__Requirement__
Write out the records beneath this line exactly as they appear, minus any images.

__Material to process__
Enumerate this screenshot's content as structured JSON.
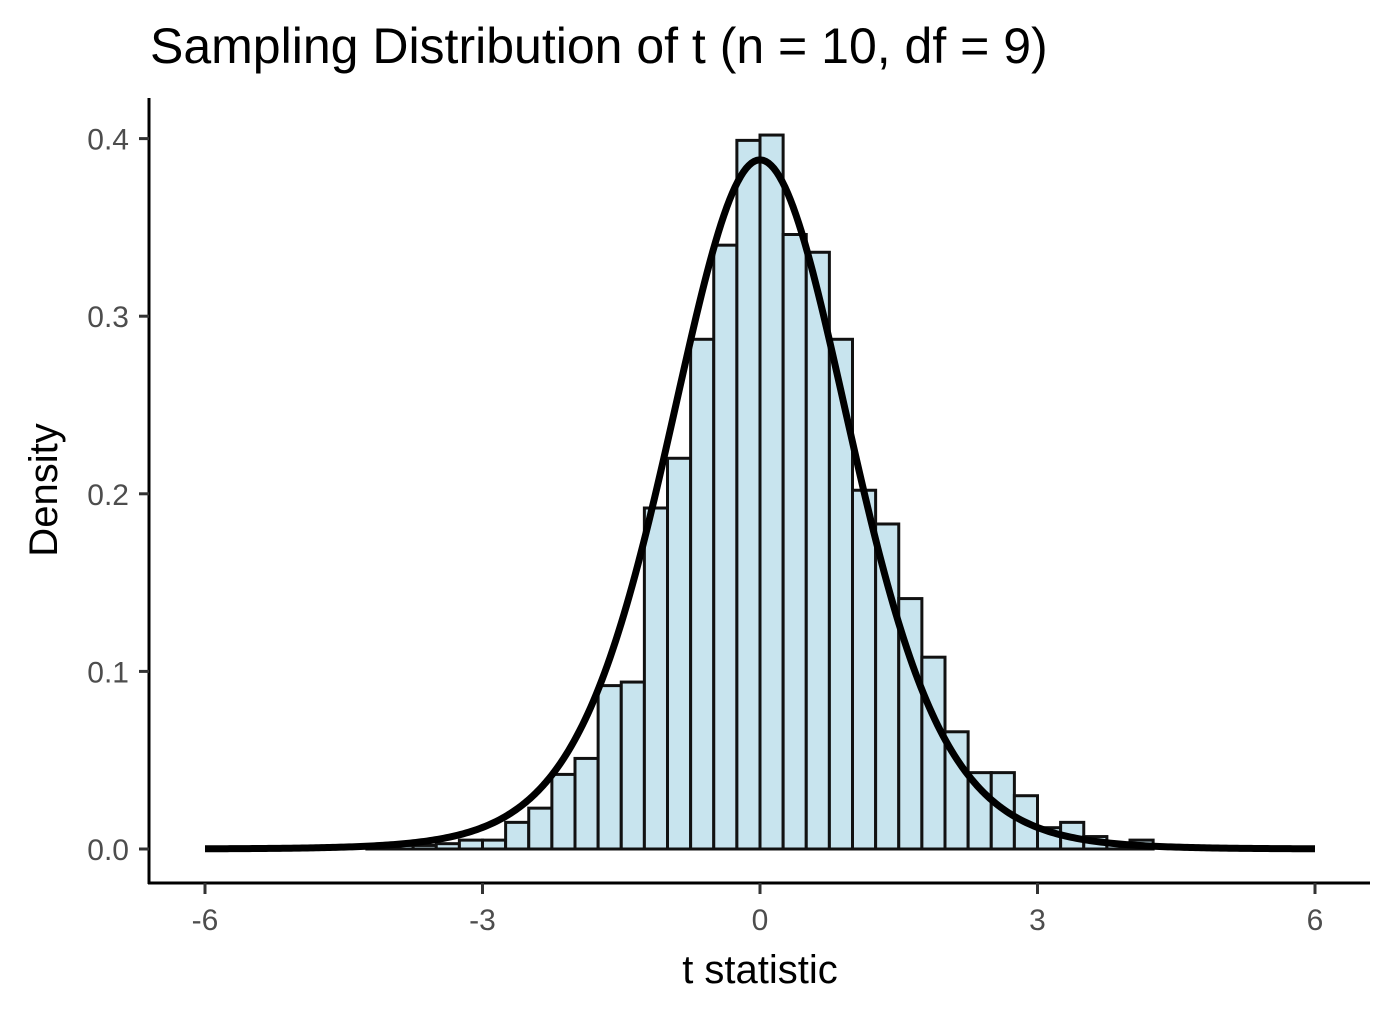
{
  "chart_data": {
    "type": "bar",
    "title": "Sampling Distribution of t (n = 10, df = 9)",
    "xlabel": "t statistic",
    "ylabel": "Density",
    "xlim": [
      -6.2,
      6.5
    ],
    "ylim": [
      -0.02,
      0.42
    ],
    "x_ticks": [
      -6,
      -3,
      0,
      3,
      6
    ],
    "x_tick_labels": [
      "-6",
      "-3",
      "0",
      "3",
      "6"
    ],
    "y_ticks": [
      0.0,
      0.1,
      0.2,
      0.3,
      0.4
    ],
    "y_tick_labels": [
      "0.0",
      "0.1",
      "0.2",
      "0.3",
      "0.4"
    ],
    "grid": false,
    "bin_width": 0.25,
    "series": [
      {
        "kind": "histogram",
        "fill": "#c8e4ee",
        "stroke": "#111111",
        "bins": [
          {
            "x0": -4.25,
            "x1": -4.0,
            "y": 0.001
          },
          {
            "x0": -4.0,
            "x1": -3.75,
            "y": 0.002
          },
          {
            "x0": -3.75,
            "x1": -3.5,
            "y": 0.002
          },
          {
            "x0": -3.5,
            "x1": -3.25,
            "y": 0.003
          },
          {
            "x0": -3.25,
            "x1": -3.0,
            "y": 0.005
          },
          {
            "x0": -3.0,
            "x1": -2.75,
            "y": 0.005
          },
          {
            "x0": -2.75,
            "x1": -2.5,
            "y": 0.015
          },
          {
            "x0": -2.5,
            "x1": -2.25,
            "y": 0.023
          },
          {
            "x0": -2.25,
            "x1": -2.0,
            "y": 0.042
          },
          {
            "x0": -2.0,
            "x1": -1.75,
            "y": 0.051
          },
          {
            "x0": -1.75,
            "x1": -1.5,
            "y": 0.092
          },
          {
            "x0": -1.5,
            "x1": -1.25,
            "y": 0.094
          },
          {
            "x0": -1.25,
            "x1": -1.0,
            "y": 0.192
          },
          {
            "x0": -1.0,
            "x1": -0.75,
            "y": 0.22
          },
          {
            "x0": -0.75,
            "x1": -0.5,
            "y": 0.287
          },
          {
            "x0": -0.5,
            "x1": -0.25,
            "y": 0.34
          },
          {
            "x0": -0.25,
            "x1": 0.0,
            "y": 0.399
          },
          {
            "x0": 0.0,
            "x1": 0.25,
            "y": 0.402
          },
          {
            "x0": 0.25,
            "x1": 0.5,
            "y": 0.346
          },
          {
            "x0": 0.5,
            "x1": 0.75,
            "y": 0.336
          },
          {
            "x0": 0.75,
            "x1": 1.0,
            "y": 0.287
          },
          {
            "x0": 1.0,
            "x1": 1.25,
            "y": 0.202
          },
          {
            "x0": 1.25,
            "x1": 1.5,
            "y": 0.183
          },
          {
            "x0": 1.5,
            "x1": 1.75,
            "y": 0.141
          },
          {
            "x0": 1.75,
            "x1": 2.0,
            "y": 0.108
          },
          {
            "x0": 2.0,
            "x1": 2.25,
            "y": 0.066
          },
          {
            "x0": 2.25,
            "x1": 2.5,
            "y": 0.043
          },
          {
            "x0": 2.5,
            "x1": 2.75,
            "y": 0.043
          },
          {
            "x0": 2.75,
            "x1": 3.0,
            "y": 0.03
          },
          {
            "x0": 3.0,
            "x1": 3.25,
            "y": 0.012
          },
          {
            "x0": 3.25,
            "x1": 3.5,
            "y": 0.015
          },
          {
            "x0": 3.5,
            "x1": 3.75,
            "y": 0.007
          },
          {
            "x0": 3.75,
            "x1": 4.0,
            "y": 0.003
          },
          {
            "x0": 4.0,
            "x1": 4.25,
            "y": 0.005
          }
        ]
      },
      {
        "kind": "density-line",
        "color": "#000000",
        "distribution": "t",
        "df": 9,
        "x_range": [
          -6,
          6
        ]
      }
    ]
  }
}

__Exercise answer__
Enumerate this screenshot's content as structured JSON.
{
  "chart_data": {
    "type": "bar",
    "title": "Sampling Distribution of t (n = 10, df = 9)",
    "xlabel": "t statistic",
    "ylabel": "Density",
    "xlim": [
      -6.2,
      6.5
    ],
    "ylim": [
      -0.02,
      0.42
    ],
    "x_ticks": [
      -6,
      -3,
      0,
      3,
      6
    ],
    "x_tick_labels": [
      "-6",
      "-3",
      "0",
      "3",
      "6"
    ],
    "y_ticks": [
      0.0,
      0.1,
      0.2,
      0.3,
      0.4
    ],
    "y_tick_labels": [
      "0.0",
      "0.1",
      "0.2",
      "0.3",
      "0.4"
    ],
    "grid": false,
    "bin_width": 0.25,
    "series": [
      {
        "kind": "histogram",
        "fill": "#c8e4ee",
        "stroke": "#111111",
        "bins": [
          {
            "x0": -4.25,
            "x1": -4.0,
            "y": 0.001
          },
          {
            "x0": -4.0,
            "x1": -3.75,
            "y": 0.002
          },
          {
            "x0": -3.75,
            "x1": -3.5,
            "y": 0.002
          },
          {
            "x0": -3.5,
            "x1": -3.25,
            "y": 0.003
          },
          {
            "x0": -3.25,
            "x1": -3.0,
            "y": 0.005
          },
          {
            "x0": -3.0,
            "x1": -2.75,
            "y": 0.005
          },
          {
            "x0": -2.75,
            "x1": -2.5,
            "y": 0.015
          },
          {
            "x0": -2.5,
            "x1": -2.25,
            "y": 0.023
          },
          {
            "x0": -2.25,
            "x1": -2.0,
            "y": 0.042
          },
          {
            "x0": -2.0,
            "x1": -1.75,
            "y": 0.051
          },
          {
            "x0": -1.75,
            "x1": -1.5,
            "y": 0.092
          },
          {
            "x0": -1.5,
            "x1": -1.25,
            "y": 0.094
          },
          {
            "x0": -1.25,
            "x1": -1.0,
            "y": 0.192
          },
          {
            "x0": -1.0,
            "x1": -0.75,
            "y": 0.22
          },
          {
            "x0": -0.75,
            "x1": -0.5,
            "y": 0.287
          },
          {
            "x0": -0.5,
            "x1": -0.25,
            "y": 0.34
          },
          {
            "x0": -0.25,
            "x1": 0.0,
            "y": 0.399
          },
          {
            "x0": 0.0,
            "x1": 0.25,
            "y": 0.402
          },
          {
            "x0": 0.25,
            "x1": 0.5,
            "y": 0.346
          },
          {
            "x0": 0.5,
            "x1": 0.75,
            "y": 0.336
          },
          {
            "x0": 0.75,
            "x1": 1.0,
            "y": 0.287
          },
          {
            "x0": 1.0,
            "x1": 1.25,
            "y": 0.202
          },
          {
            "x0": 1.25,
            "x1": 1.5,
            "y": 0.183
          },
          {
            "x0": 1.5,
            "x1": 1.75,
            "y": 0.141
          },
          {
            "x0": 1.75,
            "x1": 2.0,
            "y": 0.108
          },
          {
            "x0": 2.0,
            "x1": 2.25,
            "y": 0.066
          },
          {
            "x0": 2.25,
            "x1": 2.5,
            "y": 0.043
          },
          {
            "x0": 2.5,
            "x1": 2.75,
            "y": 0.043
          },
          {
            "x0": 2.75,
            "x1": 3.0,
            "y": 0.03
          },
          {
            "x0": 3.0,
            "x1": 3.25,
            "y": 0.012
          },
          {
            "x0": 3.25,
            "x1": 3.5,
            "y": 0.015
          },
          {
            "x0": 3.5,
            "x1": 3.75,
            "y": 0.007
          },
          {
            "x0": 3.75,
            "x1": 4.0,
            "y": 0.003
          },
          {
            "x0": 4.0,
            "x1": 4.25,
            "y": 0.005
          }
        ]
      },
      {
        "kind": "density-line",
        "color": "#000000",
        "distribution": "t",
        "df": 9,
        "x_range": [
          -6,
          6
        ]
      }
    ]
  }
}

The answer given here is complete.